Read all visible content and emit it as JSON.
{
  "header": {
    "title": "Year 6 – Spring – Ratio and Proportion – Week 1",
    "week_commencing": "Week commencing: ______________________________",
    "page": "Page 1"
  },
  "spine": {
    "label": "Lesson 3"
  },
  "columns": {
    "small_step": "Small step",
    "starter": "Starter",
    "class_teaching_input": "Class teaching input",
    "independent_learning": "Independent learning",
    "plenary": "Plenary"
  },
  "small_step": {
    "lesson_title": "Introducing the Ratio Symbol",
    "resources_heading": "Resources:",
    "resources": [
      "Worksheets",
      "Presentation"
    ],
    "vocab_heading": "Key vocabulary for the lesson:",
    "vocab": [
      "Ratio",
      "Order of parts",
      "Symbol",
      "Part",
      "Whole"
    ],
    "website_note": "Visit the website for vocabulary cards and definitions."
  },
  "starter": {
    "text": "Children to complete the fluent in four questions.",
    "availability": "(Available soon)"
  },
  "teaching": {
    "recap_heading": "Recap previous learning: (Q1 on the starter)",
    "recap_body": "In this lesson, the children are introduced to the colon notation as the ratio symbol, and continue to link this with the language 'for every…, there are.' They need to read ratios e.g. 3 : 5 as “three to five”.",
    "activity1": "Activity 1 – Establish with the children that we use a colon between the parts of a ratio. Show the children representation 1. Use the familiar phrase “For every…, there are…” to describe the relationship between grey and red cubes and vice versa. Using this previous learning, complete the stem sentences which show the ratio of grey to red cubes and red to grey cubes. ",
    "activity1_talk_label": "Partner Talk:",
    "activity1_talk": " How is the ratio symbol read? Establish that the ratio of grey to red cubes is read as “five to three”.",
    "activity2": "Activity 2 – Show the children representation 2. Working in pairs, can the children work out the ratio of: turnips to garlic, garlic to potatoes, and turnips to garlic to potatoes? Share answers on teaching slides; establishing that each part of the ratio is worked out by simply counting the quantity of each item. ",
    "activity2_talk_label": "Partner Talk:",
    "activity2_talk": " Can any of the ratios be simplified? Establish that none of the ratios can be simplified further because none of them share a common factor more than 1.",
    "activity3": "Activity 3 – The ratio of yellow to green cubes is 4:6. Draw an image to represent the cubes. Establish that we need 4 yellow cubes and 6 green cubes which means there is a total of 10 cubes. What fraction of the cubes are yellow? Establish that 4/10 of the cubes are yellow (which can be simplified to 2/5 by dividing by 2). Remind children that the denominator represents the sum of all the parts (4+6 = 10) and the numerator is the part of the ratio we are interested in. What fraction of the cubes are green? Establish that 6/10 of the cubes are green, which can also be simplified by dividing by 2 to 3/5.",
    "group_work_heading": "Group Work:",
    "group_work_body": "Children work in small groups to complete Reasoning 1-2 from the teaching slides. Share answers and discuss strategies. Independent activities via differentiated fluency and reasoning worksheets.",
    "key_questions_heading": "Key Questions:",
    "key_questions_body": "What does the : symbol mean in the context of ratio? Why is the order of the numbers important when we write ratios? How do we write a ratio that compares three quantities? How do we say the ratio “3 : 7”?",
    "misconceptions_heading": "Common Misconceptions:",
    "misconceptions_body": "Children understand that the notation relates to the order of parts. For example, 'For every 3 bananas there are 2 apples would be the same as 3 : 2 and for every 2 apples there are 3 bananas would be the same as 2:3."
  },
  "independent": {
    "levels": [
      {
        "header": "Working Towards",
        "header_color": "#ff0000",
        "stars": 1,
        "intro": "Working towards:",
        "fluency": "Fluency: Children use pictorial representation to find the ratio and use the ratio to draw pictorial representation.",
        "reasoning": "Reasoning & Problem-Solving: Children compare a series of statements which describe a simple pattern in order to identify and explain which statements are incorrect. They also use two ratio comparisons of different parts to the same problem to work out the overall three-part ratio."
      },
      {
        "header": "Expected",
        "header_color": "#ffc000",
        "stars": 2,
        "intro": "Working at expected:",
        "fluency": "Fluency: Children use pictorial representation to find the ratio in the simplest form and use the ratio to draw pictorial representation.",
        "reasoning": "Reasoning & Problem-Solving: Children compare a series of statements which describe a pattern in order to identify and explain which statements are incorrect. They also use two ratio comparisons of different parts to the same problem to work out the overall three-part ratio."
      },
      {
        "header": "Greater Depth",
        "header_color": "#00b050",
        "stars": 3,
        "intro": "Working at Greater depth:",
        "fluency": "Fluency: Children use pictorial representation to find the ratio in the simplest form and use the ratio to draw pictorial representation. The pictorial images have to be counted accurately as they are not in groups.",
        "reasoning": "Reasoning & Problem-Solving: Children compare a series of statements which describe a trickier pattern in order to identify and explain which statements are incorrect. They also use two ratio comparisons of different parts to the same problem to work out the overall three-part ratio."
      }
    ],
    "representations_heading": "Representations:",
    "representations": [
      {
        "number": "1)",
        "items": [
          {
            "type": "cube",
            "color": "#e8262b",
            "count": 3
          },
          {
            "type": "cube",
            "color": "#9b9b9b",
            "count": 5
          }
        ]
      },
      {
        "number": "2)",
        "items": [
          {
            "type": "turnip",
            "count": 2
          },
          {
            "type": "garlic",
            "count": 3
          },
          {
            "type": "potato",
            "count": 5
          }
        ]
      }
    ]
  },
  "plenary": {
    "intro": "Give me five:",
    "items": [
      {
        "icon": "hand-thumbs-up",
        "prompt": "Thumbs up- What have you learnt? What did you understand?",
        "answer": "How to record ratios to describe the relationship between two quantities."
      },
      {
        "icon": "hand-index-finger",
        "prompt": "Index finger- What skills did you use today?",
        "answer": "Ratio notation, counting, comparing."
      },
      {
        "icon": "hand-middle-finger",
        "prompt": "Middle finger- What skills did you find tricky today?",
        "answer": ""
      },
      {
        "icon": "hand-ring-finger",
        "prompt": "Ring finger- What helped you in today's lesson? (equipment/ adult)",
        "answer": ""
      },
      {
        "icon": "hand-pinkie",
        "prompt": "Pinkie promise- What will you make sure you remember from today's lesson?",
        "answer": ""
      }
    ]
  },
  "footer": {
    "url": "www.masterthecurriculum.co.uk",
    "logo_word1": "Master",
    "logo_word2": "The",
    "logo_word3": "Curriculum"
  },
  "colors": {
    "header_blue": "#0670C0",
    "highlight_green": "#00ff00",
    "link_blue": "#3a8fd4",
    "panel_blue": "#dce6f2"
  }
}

Work to do:
Collect the complete line wherever the string "finger" appears in the records.

Correct output:
        "icon": "hand-index-finger",
        "prompt": "Index finger- What skills did you use today?",
        "icon": "hand-middle-finger",
        "prompt": "Middle finger- What skills did you find tricky today?",
        "icon": "hand-ring-finger",
        "prompt": "Ring finger- What helped you in today's lesson? (equipment/ adult)",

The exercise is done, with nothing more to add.